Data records

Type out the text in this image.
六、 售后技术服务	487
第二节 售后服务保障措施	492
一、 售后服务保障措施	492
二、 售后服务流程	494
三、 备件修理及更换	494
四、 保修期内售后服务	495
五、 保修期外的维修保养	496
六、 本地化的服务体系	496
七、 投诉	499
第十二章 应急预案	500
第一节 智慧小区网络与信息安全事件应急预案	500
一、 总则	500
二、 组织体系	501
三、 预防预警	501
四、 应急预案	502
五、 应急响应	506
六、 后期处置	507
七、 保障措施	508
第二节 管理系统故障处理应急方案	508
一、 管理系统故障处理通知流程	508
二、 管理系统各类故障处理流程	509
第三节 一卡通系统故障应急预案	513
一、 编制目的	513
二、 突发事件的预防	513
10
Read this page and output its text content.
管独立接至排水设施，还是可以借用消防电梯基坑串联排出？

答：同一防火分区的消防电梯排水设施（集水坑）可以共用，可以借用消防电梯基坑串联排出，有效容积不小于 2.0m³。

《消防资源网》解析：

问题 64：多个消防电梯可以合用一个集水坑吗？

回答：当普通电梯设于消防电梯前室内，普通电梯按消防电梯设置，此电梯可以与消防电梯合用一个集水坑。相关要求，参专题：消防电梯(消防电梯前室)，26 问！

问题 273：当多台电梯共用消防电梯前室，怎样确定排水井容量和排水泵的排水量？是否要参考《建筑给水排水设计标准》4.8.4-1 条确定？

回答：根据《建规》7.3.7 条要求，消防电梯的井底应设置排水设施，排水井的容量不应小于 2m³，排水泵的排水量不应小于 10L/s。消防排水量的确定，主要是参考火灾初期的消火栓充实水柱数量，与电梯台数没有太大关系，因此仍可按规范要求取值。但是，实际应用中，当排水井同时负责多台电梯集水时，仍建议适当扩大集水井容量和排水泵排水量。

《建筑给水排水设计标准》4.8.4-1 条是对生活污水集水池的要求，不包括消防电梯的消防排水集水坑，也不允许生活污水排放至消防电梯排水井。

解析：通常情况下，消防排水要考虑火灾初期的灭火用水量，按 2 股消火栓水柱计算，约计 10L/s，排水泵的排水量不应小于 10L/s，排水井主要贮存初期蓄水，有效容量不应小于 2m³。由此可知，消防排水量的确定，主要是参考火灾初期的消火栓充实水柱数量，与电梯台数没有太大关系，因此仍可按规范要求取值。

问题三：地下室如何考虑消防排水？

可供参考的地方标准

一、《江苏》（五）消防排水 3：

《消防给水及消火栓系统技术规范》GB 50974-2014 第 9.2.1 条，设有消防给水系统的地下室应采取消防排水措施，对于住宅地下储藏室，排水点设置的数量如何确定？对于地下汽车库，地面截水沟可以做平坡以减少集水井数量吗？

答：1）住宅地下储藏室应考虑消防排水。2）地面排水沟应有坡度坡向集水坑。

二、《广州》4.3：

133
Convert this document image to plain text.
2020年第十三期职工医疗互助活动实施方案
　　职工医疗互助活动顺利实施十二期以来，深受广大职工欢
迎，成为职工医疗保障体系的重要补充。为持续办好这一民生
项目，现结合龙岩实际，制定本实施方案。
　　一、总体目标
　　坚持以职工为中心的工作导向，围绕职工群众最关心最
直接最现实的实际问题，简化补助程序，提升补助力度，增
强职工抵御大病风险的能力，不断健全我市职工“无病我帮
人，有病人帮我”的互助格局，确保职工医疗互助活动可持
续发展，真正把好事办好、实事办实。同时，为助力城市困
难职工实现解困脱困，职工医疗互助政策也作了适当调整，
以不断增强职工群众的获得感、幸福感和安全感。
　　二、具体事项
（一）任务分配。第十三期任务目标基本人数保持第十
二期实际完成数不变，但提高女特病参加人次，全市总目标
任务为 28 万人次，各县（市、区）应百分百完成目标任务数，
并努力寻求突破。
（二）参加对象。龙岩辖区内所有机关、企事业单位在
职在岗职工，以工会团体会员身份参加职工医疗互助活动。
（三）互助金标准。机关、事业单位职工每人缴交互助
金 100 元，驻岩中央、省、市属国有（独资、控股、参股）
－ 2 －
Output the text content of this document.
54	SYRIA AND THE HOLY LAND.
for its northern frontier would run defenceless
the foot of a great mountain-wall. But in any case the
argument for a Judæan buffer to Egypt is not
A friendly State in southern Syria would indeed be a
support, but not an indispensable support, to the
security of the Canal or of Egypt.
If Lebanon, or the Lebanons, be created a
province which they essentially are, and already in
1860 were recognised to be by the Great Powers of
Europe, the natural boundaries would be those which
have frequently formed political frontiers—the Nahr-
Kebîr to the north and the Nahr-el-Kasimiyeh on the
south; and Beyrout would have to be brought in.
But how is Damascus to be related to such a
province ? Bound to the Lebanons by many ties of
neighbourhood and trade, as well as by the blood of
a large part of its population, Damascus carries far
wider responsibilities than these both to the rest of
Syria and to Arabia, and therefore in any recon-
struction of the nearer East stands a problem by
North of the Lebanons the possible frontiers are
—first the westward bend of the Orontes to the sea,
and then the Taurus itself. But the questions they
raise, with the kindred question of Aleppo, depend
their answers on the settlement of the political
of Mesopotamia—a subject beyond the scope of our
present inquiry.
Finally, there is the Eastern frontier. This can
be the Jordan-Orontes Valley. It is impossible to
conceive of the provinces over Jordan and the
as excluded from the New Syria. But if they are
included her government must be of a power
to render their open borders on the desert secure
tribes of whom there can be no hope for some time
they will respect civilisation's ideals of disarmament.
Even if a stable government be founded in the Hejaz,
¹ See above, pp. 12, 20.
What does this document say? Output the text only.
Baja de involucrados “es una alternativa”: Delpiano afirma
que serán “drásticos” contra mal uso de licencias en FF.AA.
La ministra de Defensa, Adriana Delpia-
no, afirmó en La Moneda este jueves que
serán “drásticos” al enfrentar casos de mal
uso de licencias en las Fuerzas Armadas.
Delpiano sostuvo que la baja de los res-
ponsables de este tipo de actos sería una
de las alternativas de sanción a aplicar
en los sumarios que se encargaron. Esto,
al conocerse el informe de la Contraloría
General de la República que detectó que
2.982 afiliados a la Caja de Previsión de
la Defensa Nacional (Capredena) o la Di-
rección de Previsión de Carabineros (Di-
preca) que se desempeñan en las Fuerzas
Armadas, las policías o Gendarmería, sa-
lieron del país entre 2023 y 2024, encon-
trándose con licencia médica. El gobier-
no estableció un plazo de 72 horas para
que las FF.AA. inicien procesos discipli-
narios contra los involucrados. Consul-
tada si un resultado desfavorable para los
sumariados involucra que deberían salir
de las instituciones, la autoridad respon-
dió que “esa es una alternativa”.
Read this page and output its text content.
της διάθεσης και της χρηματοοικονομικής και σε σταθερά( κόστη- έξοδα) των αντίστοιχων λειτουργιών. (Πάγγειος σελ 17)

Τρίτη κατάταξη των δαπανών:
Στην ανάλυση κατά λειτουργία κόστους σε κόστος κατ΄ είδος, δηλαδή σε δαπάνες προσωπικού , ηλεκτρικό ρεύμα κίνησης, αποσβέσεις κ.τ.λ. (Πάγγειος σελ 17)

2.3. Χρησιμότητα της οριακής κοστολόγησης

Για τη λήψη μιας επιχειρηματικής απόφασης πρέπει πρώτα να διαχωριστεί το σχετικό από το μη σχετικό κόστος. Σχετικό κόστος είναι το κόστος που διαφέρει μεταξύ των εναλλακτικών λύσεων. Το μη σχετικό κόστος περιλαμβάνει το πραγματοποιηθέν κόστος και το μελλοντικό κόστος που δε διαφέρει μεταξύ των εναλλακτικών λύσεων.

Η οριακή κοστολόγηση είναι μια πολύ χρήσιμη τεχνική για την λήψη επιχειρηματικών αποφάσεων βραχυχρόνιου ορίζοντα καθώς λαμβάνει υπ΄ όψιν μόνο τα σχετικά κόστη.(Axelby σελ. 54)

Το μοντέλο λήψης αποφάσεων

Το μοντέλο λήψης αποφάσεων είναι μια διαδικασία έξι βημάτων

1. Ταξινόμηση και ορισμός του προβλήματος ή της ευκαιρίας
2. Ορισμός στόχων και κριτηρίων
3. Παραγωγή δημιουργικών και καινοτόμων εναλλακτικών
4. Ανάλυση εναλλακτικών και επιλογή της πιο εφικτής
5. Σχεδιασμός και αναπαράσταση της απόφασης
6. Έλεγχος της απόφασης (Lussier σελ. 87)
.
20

## OBJECTIVE
Give only the number of lines that include the word "Defensa".

## TASK OUTPUT
2